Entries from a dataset
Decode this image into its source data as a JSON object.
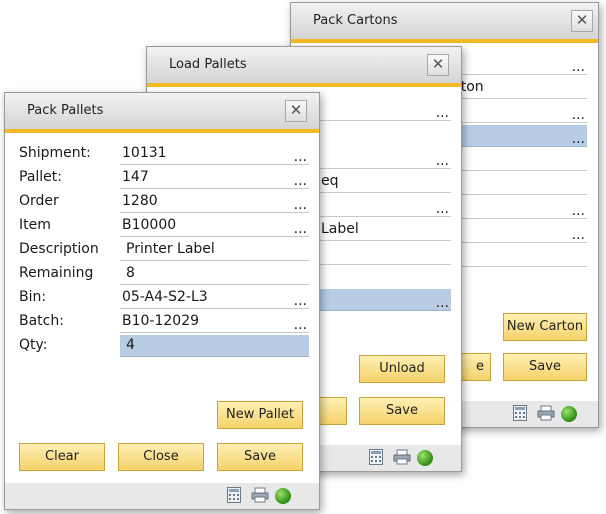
{
  "pack_cartons": {
    "title": "Pack Cartons",
    "close_label": "✕",
    "visible_values": [
      "rton"
    ],
    "new_carton_label": "New Carton",
    "save_label": "Save",
    "partial_button": "e"
  },
  "load_pallets": {
    "title": "Load Pallets",
    "close_label": "✕",
    "visible_values": [
      "eq",
      "Label"
    ],
    "unload_label": "Unload",
    "save_label": "Save"
  },
  "pack_pallets": {
    "title": "Pack Pallets",
    "close_label": "✕",
    "fields": [
      {
        "label": "Shipment:",
        "value": "10131",
        "lookup": "..."
      },
      {
        "label": "Pallet:",
        "value": "147",
        "lookup": "..."
      },
      {
        "label": "Order",
        "value": "1280",
        "lookup": "..."
      },
      {
        "label": "Item",
        "value": "B10000",
        "lookup": "..."
      },
      {
        "label": "Description",
        "value": "Printer Label",
        "lookup": ""
      },
      {
        "label": "Remaining",
        "value": "8",
        "lookup": ""
      },
      {
        "label": "Bin:",
        "value": "05-A4-S2-L3",
        "lookup": "..."
      },
      {
        "label": "Batch:",
        "value": "B10-12029",
        "lookup": "..."
      },
      {
        "label": "Qty:",
        "value": "4",
        "lookup": ""
      }
    ],
    "new_pallet_label": "New Pallet",
    "clear_label": "Clear",
    "close_button_label": "Close",
    "save_label": "Save"
  },
  "status_icons": [
    "calculator-icon",
    "printer-icon",
    "green-status-icon"
  ]
}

> **Task brief**
All of the material above is to be copied exactly, except for its images.

> **Solution below**
Decode this image into its source data as a JSON object.
{
  "pack_cartons": {
    "title": "Pack Cartons",
    "close_label": "✕",
    "visible_values": [
      "rton"
    ],
    "new_carton_label": "New Carton",
    "save_label": "Save",
    "partial_button": "e"
  },
  "load_pallets": {
    "title": "Load Pallets",
    "close_label": "✕",
    "visible_values": [
      "eq",
      "Label"
    ],
    "unload_label": "Unload",
    "save_label": "Save"
  },
  "pack_pallets": {
    "title": "Pack Pallets",
    "close_label": "✕",
    "fields": [
      {
        "label": "Shipment:",
        "value": "10131",
        "lookup": "..."
      },
      {
        "label": "Pallet:",
        "value": "147",
        "lookup": "..."
      },
      {
        "label": "Order",
        "value": "1280",
        "lookup": "..."
      },
      {
        "label": "Item",
        "value": "B10000",
        "lookup": "..."
      },
      {
        "label": "Description",
        "value": "Printer Label",
        "lookup": ""
      },
      {
        "label": "Remaining",
        "value": "8",
        "lookup": ""
      },
      {
        "label": "Bin:",
        "value": "05-A4-S2-L3",
        "lookup": "..."
      },
      {
        "label": "Batch:",
        "value": "B10-12029",
        "lookup": "..."
      },
      {
        "label": "Qty:",
        "value": "4",
        "lookup": ""
      }
    ],
    "new_pallet_label": "New Pallet",
    "clear_label": "Clear",
    "close_button_label": "Close",
    "save_label": "Save"
  },
  "status_icons": [
    "calculator-icon",
    "printer-icon",
    "green-status-icon"
  ]
}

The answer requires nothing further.